To do => Can you transcribe every record below exactly as it appears?

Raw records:
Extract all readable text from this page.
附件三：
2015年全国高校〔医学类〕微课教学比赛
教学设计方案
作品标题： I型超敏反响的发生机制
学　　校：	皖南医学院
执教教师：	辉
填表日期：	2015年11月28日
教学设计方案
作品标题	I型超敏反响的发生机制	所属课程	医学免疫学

Finished exercise =>
Extract all readable text from this page.
附件三：
2015年全国高校〔医学类〕微课教学比赛
教学设计方案
作品标题： I型超敏反响的发生机制
学　　校：	皖南医学院
执教教师：	辉
填表日期：	2015年11月28日
教学设计方案
作品标题	I型超敏反响的发生机制	所属课程	医学免疫学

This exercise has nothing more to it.